**RECORDS FOR THE EXERCISE**
begin

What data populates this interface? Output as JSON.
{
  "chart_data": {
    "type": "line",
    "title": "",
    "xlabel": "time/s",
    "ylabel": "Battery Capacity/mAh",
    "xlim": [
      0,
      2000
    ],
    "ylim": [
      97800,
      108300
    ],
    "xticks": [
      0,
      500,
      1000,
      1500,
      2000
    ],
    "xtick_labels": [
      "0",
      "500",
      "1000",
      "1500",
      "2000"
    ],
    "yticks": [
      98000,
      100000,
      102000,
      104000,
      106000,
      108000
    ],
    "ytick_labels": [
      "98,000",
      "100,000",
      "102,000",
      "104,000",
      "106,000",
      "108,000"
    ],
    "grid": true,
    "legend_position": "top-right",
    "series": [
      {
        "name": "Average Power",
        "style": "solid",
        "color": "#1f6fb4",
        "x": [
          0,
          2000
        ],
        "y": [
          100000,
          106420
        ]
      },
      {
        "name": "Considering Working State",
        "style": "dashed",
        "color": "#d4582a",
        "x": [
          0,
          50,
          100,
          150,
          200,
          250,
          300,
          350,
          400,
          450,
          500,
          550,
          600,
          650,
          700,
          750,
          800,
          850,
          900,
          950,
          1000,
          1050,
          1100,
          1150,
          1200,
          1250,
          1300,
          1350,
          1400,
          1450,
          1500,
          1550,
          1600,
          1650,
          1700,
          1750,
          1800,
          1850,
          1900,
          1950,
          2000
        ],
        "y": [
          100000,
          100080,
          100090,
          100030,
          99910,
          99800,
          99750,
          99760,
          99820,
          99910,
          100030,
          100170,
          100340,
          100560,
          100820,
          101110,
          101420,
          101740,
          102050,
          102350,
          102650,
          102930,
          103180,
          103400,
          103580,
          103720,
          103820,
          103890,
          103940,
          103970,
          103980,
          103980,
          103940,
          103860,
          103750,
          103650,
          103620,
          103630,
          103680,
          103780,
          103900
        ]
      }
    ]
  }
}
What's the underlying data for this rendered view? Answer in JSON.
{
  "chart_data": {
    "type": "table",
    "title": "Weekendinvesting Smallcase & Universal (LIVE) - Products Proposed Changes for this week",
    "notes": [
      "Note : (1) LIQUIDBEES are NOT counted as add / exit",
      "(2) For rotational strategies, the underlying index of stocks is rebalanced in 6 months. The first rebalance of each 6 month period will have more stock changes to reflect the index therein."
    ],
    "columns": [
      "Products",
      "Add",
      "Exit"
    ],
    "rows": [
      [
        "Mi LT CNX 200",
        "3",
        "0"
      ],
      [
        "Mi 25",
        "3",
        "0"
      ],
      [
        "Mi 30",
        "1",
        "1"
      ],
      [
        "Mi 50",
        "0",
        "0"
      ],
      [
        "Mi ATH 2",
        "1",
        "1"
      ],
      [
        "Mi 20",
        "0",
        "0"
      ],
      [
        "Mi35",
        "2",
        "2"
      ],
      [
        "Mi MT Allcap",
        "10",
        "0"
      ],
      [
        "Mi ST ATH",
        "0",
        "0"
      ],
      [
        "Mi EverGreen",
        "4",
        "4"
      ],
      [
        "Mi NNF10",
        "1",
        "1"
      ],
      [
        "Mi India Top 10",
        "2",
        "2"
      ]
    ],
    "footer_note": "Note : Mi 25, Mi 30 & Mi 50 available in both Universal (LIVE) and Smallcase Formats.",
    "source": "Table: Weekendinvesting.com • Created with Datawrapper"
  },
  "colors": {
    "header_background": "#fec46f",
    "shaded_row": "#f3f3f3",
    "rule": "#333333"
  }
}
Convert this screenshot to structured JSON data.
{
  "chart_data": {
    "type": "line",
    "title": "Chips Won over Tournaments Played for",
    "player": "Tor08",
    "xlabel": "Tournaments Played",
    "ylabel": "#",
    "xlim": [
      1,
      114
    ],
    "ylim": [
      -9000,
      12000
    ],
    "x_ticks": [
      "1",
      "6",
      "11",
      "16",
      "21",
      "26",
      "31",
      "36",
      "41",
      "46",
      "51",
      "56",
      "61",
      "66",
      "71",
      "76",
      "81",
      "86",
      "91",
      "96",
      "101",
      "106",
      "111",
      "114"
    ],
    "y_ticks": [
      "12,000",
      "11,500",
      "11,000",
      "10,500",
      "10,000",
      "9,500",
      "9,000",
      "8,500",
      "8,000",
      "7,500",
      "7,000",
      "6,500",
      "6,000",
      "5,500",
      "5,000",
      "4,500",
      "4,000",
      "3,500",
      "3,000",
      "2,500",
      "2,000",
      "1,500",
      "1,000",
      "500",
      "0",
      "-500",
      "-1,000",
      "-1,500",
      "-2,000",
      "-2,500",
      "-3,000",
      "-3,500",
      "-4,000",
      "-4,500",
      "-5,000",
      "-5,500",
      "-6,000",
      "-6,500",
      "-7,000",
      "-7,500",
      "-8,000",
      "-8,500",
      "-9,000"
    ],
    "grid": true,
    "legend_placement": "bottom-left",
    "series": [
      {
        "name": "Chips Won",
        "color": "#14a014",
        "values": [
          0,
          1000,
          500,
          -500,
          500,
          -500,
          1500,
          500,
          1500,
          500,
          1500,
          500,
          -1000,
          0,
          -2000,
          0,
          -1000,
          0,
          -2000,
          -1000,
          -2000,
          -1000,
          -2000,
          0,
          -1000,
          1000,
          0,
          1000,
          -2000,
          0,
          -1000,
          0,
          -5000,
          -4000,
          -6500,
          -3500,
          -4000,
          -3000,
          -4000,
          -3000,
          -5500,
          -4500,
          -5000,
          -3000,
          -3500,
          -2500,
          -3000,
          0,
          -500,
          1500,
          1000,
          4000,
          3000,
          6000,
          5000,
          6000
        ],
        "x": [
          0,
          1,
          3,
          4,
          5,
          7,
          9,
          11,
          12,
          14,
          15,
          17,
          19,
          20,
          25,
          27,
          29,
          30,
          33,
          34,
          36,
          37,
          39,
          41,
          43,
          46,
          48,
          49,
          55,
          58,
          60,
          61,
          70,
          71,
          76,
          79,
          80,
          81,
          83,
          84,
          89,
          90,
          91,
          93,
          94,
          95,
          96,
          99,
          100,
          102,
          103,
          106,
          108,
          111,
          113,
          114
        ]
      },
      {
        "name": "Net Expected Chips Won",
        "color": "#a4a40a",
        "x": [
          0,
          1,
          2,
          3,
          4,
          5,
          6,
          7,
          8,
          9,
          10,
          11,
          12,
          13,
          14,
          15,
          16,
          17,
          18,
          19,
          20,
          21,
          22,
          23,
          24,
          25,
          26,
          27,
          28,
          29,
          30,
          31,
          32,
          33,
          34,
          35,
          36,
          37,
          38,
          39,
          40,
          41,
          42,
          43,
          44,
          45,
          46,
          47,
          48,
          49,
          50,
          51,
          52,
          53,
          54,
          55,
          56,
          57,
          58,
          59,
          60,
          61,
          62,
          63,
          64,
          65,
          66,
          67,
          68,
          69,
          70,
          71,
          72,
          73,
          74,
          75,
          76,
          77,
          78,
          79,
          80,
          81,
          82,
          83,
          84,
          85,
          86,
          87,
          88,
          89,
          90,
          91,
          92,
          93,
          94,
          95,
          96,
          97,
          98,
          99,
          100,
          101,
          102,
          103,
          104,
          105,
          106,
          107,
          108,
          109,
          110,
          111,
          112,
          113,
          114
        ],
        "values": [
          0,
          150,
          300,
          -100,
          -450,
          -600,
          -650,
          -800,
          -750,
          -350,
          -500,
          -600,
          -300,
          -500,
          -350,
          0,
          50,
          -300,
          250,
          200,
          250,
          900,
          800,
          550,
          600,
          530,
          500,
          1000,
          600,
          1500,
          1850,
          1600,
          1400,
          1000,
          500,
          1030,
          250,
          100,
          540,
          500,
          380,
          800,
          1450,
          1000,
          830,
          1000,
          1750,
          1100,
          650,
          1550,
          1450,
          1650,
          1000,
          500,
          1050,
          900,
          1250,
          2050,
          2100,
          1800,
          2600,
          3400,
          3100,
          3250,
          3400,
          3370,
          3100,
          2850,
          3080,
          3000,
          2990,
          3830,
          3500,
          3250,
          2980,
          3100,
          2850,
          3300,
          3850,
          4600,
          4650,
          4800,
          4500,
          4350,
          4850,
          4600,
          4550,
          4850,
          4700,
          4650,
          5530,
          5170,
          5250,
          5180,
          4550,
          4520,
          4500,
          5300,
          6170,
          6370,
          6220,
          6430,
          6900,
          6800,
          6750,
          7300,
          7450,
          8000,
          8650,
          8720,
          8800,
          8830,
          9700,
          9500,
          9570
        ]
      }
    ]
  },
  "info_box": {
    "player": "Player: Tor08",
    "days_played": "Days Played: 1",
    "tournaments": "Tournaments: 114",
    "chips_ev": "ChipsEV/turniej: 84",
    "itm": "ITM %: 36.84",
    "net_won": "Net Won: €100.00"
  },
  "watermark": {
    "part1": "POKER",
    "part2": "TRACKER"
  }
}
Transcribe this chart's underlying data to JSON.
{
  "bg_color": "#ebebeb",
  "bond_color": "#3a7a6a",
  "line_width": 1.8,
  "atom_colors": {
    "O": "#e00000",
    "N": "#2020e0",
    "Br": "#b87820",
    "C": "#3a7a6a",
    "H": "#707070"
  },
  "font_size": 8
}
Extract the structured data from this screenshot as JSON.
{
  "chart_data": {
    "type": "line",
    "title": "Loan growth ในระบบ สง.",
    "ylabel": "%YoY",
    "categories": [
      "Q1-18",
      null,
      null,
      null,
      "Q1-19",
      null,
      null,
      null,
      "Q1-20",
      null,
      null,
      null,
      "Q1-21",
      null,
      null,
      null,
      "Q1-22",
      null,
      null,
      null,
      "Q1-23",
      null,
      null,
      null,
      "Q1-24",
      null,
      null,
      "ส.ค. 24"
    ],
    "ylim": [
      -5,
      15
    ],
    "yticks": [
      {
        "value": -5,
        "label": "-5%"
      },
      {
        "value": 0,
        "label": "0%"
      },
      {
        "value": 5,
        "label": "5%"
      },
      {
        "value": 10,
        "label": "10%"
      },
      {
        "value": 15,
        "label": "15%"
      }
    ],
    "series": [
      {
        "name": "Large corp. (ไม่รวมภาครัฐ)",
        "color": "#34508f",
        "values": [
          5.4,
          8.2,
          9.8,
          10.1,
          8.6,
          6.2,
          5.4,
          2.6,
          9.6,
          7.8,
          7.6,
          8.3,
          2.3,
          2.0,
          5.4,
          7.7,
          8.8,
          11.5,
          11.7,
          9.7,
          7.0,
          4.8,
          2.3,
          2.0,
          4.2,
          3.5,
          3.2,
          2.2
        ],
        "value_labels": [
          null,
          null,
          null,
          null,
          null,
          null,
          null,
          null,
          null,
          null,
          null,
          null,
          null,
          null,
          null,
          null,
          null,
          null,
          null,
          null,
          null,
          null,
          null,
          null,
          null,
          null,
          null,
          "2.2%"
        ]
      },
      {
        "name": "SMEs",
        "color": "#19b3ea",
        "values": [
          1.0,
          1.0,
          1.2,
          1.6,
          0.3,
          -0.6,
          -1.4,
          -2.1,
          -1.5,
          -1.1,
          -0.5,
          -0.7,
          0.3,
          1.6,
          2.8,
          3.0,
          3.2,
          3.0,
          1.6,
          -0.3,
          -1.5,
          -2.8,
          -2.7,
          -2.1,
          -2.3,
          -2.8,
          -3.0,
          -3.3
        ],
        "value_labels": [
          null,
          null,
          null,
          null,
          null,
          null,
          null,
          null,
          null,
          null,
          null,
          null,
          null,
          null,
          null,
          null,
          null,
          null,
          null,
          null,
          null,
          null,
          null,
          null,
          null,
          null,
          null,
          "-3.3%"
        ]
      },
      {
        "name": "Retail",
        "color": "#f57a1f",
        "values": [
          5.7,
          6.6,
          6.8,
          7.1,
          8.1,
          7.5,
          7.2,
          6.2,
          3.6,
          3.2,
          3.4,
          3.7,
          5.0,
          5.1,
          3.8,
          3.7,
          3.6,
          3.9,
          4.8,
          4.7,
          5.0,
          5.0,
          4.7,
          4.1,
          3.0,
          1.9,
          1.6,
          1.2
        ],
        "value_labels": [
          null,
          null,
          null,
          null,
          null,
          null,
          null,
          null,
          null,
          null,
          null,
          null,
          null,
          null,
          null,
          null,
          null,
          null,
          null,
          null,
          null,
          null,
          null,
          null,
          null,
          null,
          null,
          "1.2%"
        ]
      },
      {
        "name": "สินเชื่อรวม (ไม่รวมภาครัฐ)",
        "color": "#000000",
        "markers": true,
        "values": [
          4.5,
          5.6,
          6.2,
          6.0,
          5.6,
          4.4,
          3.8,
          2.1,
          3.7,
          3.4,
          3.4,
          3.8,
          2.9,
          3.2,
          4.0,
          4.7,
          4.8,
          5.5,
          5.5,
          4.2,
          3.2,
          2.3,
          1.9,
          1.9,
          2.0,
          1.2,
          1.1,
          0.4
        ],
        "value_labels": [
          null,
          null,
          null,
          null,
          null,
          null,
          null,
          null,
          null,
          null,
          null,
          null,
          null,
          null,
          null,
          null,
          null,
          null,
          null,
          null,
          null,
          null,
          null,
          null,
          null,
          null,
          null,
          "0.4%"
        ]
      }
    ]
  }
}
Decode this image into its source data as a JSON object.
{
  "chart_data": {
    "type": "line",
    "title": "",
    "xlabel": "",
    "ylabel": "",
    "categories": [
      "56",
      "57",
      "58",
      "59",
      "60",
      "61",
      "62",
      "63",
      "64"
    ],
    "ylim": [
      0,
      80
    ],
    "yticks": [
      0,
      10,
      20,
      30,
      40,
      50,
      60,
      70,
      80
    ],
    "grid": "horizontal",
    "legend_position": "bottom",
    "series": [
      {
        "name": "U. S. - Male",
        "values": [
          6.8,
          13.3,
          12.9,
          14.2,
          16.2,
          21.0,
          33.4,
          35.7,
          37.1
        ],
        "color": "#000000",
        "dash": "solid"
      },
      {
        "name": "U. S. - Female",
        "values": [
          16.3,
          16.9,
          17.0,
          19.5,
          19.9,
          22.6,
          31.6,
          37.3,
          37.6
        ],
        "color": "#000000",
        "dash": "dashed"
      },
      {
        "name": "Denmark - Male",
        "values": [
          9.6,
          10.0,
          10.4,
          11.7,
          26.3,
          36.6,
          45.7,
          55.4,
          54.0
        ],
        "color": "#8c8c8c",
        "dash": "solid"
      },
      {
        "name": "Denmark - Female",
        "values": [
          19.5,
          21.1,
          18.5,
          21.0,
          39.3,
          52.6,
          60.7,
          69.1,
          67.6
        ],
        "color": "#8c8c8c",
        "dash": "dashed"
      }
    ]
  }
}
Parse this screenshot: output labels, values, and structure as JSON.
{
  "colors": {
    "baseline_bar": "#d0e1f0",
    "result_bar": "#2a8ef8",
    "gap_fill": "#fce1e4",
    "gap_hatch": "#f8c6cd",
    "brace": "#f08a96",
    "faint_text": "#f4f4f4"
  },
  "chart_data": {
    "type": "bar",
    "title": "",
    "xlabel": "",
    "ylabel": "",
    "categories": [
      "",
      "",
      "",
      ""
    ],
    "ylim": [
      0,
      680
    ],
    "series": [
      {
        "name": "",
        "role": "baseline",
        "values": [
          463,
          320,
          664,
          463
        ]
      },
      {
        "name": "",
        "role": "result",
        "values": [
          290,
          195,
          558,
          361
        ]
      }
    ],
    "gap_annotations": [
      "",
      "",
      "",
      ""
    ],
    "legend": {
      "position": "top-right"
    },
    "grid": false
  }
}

end

**TASK PROMPT**
Pull out every line holding "LIVE" from the records above, and copy it.

**THE SOLUTION**
    "title": "Weekendinvesting Smallcase & Universal (LIVE) - Products Proposed Changes for this week",
    "footer_note": "Note : Mi 25, Mi 30 & Mi 50 available in both Universal (LIVE) and Smallcase Formats.",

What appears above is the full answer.